## start
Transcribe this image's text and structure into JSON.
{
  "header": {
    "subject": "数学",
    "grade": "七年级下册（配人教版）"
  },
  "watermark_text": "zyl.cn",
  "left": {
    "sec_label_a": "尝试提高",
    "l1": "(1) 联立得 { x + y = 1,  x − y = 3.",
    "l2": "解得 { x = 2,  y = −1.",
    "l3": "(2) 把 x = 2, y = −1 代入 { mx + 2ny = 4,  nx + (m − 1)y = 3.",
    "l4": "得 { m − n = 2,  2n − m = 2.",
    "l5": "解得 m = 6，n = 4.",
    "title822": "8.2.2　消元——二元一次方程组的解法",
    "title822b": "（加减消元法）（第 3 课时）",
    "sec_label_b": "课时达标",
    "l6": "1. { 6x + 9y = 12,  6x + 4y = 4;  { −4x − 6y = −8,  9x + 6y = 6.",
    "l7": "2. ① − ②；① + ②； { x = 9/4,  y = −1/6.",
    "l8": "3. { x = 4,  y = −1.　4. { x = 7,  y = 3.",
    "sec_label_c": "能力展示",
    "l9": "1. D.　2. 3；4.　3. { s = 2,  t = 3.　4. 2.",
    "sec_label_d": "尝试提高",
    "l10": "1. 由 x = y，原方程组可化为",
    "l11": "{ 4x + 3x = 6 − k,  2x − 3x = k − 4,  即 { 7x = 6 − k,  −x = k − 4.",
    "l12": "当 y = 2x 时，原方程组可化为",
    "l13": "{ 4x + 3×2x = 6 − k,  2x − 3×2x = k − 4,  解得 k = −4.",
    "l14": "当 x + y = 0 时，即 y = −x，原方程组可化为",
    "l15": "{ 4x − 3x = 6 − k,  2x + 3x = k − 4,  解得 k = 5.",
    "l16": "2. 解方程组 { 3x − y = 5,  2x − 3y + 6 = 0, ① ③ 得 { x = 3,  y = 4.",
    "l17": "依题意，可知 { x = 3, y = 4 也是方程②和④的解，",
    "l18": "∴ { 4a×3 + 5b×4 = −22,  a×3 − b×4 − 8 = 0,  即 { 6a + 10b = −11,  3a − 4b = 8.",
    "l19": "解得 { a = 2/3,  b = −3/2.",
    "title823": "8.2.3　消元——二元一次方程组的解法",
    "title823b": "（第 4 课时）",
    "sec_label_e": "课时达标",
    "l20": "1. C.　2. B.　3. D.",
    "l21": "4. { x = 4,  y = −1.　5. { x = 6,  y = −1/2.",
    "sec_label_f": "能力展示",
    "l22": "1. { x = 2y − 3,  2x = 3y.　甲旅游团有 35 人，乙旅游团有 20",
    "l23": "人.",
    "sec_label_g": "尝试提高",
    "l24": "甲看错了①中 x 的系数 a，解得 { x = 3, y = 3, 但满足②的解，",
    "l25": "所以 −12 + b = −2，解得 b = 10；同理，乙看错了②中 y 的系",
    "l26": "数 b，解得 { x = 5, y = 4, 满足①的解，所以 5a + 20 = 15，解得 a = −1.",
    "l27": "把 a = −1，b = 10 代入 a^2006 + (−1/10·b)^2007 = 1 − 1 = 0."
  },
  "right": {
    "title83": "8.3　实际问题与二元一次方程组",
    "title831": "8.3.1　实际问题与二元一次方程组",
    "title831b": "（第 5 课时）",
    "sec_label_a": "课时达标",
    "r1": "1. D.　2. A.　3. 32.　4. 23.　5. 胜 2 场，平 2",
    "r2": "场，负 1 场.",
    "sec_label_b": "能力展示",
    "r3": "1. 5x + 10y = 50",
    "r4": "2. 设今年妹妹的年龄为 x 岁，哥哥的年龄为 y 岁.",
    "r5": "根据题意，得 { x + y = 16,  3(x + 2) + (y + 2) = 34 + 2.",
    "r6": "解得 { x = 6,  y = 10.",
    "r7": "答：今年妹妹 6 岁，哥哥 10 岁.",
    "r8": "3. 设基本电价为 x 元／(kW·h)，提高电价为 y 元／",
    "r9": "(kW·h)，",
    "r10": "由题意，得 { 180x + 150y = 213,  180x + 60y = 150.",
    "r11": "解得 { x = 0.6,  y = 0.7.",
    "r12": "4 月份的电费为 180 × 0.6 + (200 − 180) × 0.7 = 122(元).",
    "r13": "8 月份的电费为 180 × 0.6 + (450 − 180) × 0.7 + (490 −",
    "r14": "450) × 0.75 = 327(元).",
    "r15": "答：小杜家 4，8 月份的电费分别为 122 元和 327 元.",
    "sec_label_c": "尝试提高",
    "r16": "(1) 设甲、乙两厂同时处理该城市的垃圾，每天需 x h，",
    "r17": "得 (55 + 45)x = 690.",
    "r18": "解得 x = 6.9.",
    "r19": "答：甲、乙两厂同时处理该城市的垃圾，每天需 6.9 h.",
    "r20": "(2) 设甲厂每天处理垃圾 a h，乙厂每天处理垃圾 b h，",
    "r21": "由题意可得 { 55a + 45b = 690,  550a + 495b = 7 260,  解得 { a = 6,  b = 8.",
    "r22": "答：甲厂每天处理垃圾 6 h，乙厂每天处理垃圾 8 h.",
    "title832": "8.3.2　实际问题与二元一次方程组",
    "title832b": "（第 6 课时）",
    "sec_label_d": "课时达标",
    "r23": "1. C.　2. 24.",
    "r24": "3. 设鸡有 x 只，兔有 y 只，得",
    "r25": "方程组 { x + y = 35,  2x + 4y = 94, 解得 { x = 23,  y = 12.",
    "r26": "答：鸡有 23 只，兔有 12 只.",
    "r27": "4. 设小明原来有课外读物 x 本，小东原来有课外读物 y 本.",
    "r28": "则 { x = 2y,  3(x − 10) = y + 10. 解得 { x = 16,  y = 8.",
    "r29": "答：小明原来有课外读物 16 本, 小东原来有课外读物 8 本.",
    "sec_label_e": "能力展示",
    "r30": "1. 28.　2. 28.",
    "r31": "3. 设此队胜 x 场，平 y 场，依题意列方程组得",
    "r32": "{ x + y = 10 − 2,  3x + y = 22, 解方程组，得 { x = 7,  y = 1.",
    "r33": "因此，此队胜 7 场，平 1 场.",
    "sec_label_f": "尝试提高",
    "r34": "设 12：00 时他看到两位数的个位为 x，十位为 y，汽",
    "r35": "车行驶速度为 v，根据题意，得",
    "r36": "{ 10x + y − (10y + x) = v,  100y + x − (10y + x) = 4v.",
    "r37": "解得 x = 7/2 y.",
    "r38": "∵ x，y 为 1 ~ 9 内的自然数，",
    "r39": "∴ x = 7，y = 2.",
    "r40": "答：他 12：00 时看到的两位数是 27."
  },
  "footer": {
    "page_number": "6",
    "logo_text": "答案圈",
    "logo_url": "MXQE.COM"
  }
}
## end
### [Aim]
In the records above, find each line with the word "解方程组" and copy it.

### [Reply]
    "l16": "2. 解方程组 { 3x − y = 5,  2x − 3y + 6 = 0, ① ③ 得 { x = 3,  y = 4.",
    "r32": "{ x + y = 10 − 2,  3x + y = 22, 解方程组，得 { x = 7,  y = 1.",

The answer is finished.